(Data to process)
──────────

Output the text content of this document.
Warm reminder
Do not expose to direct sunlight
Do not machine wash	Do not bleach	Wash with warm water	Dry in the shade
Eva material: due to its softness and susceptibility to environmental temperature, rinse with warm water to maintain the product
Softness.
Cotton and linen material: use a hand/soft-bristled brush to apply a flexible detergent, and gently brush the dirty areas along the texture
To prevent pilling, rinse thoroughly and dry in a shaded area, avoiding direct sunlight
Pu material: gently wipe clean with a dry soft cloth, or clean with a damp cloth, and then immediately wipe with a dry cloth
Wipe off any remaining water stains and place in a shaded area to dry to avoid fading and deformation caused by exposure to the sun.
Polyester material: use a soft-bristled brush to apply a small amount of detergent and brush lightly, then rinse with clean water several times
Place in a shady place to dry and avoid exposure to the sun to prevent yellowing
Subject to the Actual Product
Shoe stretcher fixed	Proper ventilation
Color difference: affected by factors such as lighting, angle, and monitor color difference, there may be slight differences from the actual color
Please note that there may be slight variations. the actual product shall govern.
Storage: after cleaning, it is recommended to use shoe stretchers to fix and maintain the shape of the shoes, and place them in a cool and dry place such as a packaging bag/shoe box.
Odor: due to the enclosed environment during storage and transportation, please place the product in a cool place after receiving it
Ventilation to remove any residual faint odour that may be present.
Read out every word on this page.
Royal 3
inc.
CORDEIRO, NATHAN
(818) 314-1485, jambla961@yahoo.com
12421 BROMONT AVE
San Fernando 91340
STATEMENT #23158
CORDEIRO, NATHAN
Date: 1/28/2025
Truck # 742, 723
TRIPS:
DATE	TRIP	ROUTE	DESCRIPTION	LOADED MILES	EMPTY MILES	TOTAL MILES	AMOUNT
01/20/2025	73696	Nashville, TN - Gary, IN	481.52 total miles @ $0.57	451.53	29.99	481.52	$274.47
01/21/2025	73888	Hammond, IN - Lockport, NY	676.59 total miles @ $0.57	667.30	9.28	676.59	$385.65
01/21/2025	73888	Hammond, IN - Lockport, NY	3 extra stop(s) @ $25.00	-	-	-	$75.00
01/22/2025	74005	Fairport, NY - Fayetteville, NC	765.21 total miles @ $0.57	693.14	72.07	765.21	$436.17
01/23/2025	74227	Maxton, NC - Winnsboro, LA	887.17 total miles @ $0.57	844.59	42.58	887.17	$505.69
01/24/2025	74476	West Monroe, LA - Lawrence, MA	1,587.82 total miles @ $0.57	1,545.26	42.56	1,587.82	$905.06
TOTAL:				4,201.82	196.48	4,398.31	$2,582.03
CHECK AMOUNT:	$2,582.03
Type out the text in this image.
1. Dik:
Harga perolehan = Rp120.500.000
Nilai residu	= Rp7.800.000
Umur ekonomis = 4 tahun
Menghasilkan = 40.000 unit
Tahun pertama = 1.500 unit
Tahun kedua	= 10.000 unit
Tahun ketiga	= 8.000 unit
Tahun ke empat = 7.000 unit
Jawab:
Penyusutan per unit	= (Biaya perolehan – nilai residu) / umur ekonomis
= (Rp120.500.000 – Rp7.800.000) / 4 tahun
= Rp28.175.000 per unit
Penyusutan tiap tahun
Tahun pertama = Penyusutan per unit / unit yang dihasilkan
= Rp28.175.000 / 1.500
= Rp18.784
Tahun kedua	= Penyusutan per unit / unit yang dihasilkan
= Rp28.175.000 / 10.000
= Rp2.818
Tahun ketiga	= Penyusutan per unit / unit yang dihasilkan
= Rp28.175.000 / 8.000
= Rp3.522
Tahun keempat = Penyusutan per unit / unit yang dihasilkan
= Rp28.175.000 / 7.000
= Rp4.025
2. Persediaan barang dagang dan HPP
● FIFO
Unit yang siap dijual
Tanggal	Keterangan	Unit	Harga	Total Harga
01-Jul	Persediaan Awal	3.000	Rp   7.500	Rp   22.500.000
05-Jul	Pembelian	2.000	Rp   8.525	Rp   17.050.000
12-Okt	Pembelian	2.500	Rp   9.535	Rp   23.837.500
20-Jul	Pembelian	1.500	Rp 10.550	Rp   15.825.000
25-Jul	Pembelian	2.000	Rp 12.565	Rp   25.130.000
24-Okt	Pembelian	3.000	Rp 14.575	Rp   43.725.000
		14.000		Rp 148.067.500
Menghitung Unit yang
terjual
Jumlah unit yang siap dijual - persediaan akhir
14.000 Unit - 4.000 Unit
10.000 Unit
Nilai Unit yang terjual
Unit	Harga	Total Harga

──────────

Each line of the material should be echoed exactly.

Output the text content of this document.
Warm reminder
Do not expose to direct sunlight
Do not machine wash	Do not bleach	Wash with warm water	Dry in the shade
Eva material: due to its softness and susceptibility to environmental temperature, rinse with warm water to maintain the product
Softness.
Cotton and linen material: use a hand/soft-bristled brush to apply a flexible detergent, and gently brush the dirty areas along the texture
To prevent pilling, rinse thoroughly and dry in a shaded area, avoiding direct sunlight
Pu material: gently wipe clean with a dry soft cloth, or clean with a damp cloth, and then immediately wipe with a dry cloth
Wipe off any remaining water stains and place in a shaded area to dry to avoid fading and deformation caused by exposure to the sun.
Polyester material: use a soft-bristled brush to apply a small amount of detergent and brush lightly, then rinse with clean water several times
Place in a shady place to dry and avoid exposure to the sun to prevent yellowing
Subject to the Actual Product
Shoe stretcher fixed	Proper ventilation
Color difference: affected by factors such as lighting, angle, and monitor color difference, there may be slight differences from the actual color
Please note that there may be slight variations. the actual product shall govern.
Storage: after cleaning, it is recommended to use shoe stretchers to fix and maintain the shape of the shoes, and place them in a cool and dry place such as a packaging bag/shoe box.
Odor: due to the enclosed environment during storage and transportation, please place the product in a cool place after receiving it
Ventilation to remove any residual faint odour that may be present.
Read out every word on this page.
Royal 3
inc.
CORDEIRO, NATHAN
(818) 314-1485, jambla961@yahoo.com
12421 BROMONT AVE
San Fernando 91340
STATEMENT #23158
CORDEIRO, NATHAN
Date: 1/28/2025
Truck # 742, 723
TRIPS:
DATE	TRIP	ROUTE	DESCRIPTION	LOADED MILES	EMPTY MILES	TOTAL MILES	AMOUNT
01/20/2025	73696	Nashville, TN - Gary, IN	481.52 total miles @ $0.57	451.53	29.99	481.52	$274.47
01/21/2025	73888	Hammond, IN - Lockport, NY	676.59 total miles @ $0.57	667.30	9.28	676.59	$385.65
01/21/2025	73888	Hammond, IN - Lockport, NY	3 extra stop(s) @ $25.00	-	-	-	$75.00
01/22/2025	74005	Fairport, NY - Fayetteville, NC	765.21 total miles @ $0.57	693.14	72.07	765.21	$436.17
01/23/2025	74227	Maxton, NC - Winnsboro, LA	887.17 total miles @ $0.57	844.59	42.58	887.17	$505.69
01/24/2025	74476	West Monroe, LA - Lawrence, MA	1,587.82 total miles @ $0.57	1,545.26	42.56	1,587.82	$905.06
TOTAL:				4,201.82	196.48	4,398.31	$2,582.03
CHECK AMOUNT:	$2,582.03
Type out the text in this image.
1. Dik:
Harga perolehan = Rp120.500.000
Nilai residu	= Rp7.800.000
Umur ekonomis = 4 tahun
Menghasilkan = 40.000 unit
Tahun pertama = 1.500 unit
Tahun kedua	= 10.000 unit
Tahun ketiga	= 8.000 unit
Tahun ke empat = 7.000 unit
Jawab:
Penyusutan per unit	= (Biaya perolehan – nilai residu) / umur ekonomis
= (Rp120.500.000 – Rp7.800.000) / 4 tahun
= Rp28.175.000 per unit
Penyusutan tiap tahun
Tahun pertama = Penyusutan per unit / unit yang dihasilkan
= Rp28.175.000 / 1.500
= Rp18.784
Tahun kedua	= Penyusutan per unit / unit yang dihasilkan
= Rp28.175.000 / 10.000
= Rp2.818
Tahun ketiga	= Penyusutan per unit / unit yang dihasilkan
= Rp28.175.000 / 8.000
= Rp3.522
Tahun keempat = Penyusutan per unit / unit yang dihasilkan
= Rp28.175.000 / 7.000
= Rp4.025
2. Persediaan barang dagang dan HPP
● FIFO
Unit yang siap dijual
Tanggal	Keterangan	Unit	Harga	Total Harga
01-Jul	Persediaan Awal	3.000	Rp   7.500	Rp   22.500.000
05-Jul	Pembelian	2.000	Rp   8.525	Rp   17.050.000
12-Okt	Pembelian	2.500	Rp   9.535	Rp   23.837.500
20-Jul	Pembelian	1.500	Rp 10.550	Rp   15.825.000
25-Jul	Pembelian	2.000	Rp 12.565	Rp   25.130.000
24-Okt	Pembelian	3.000	Rp 14.575	Rp   43.725.000
		14.000		Rp 148.067.500
Menghitung Unit yang
terjual
Jumlah unit yang siap dijual - persediaan akhir
14.000 Unit - 4.000 Unit
10.000 Unit
Nilai Unit yang terjual
Unit	Harga	Total Harga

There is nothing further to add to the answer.